* _YOUR OBJECTIVE_
Find every line in the listing below that contains the word "bounding", and copy each of those lines.

(Element box listing)
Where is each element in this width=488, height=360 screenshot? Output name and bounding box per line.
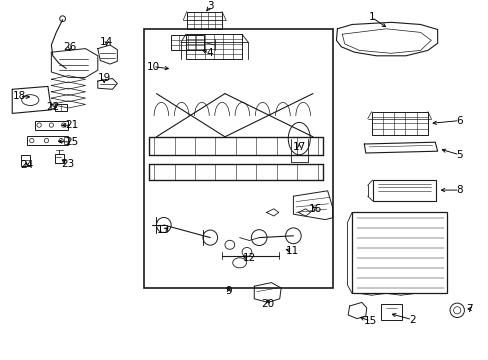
Text: 24: 24 bbox=[20, 160, 34, 170]
Bar bbox=[63, 137, 69, 144]
Text: 1: 1 bbox=[367, 12, 374, 22]
Bar bbox=[371, 112, 427, 135]
Text: 25: 25 bbox=[65, 137, 79, 147]
Text: 9: 9 bbox=[225, 286, 232, 296]
Text: 5: 5 bbox=[455, 150, 462, 160]
Bar bbox=[55, 104, 67, 111]
Text: 11: 11 bbox=[285, 246, 299, 256]
Text: 14: 14 bbox=[100, 37, 113, 48]
Text: 6: 6 bbox=[455, 116, 462, 126]
Bar bbox=[55, 154, 63, 163]
Bar bbox=[171, 35, 204, 50]
Bar bbox=[381, 304, 401, 320]
Text: 2: 2 bbox=[408, 315, 415, 325]
Text: 7: 7 bbox=[465, 304, 472, 314]
Text: 10: 10 bbox=[146, 62, 159, 72]
Bar bbox=[27, 136, 68, 145]
Text: 12: 12 bbox=[242, 253, 256, 264]
Text: 3: 3 bbox=[206, 1, 213, 12]
Bar bbox=[144, 29, 332, 288]
Bar bbox=[372, 180, 435, 201]
Bar bbox=[185, 34, 242, 59]
Text: 13: 13 bbox=[157, 225, 170, 235]
Text: 26: 26 bbox=[63, 42, 77, 52]
Text: 22: 22 bbox=[46, 102, 60, 112]
Text: 21: 21 bbox=[65, 120, 79, 130]
Text: 4: 4 bbox=[205, 48, 212, 58]
Bar bbox=[351, 212, 447, 293]
Text: 16: 16 bbox=[308, 204, 322, 214]
Text: 23: 23 bbox=[61, 159, 74, 169]
Bar bbox=[35, 121, 68, 130]
Bar bbox=[186, 12, 222, 29]
Text: 15: 15 bbox=[363, 316, 377, 326]
Text: 20: 20 bbox=[261, 299, 274, 309]
Text: 17: 17 bbox=[292, 142, 305, 152]
Text: 18: 18 bbox=[13, 91, 26, 102]
Bar bbox=[20, 155, 30, 166]
Text: 8: 8 bbox=[455, 185, 462, 195]
Text: 19: 19 bbox=[97, 73, 111, 84]
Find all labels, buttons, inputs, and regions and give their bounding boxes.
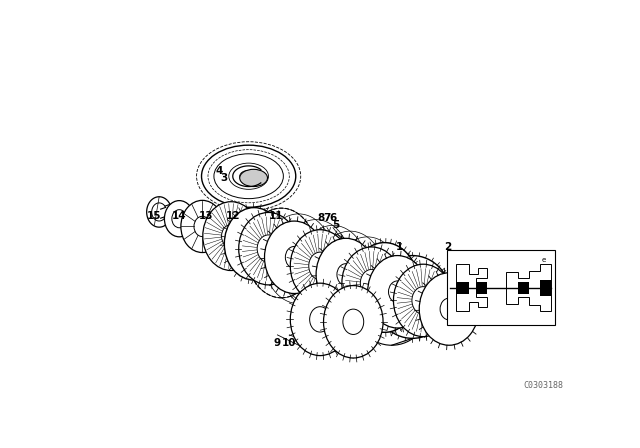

* _TASK SOLUTION_
Where is each element in this width=488, height=360 screenshot? Output name and bounding box per line.
Find all labels, buttons, inputs, and regions and give their bounding boxes.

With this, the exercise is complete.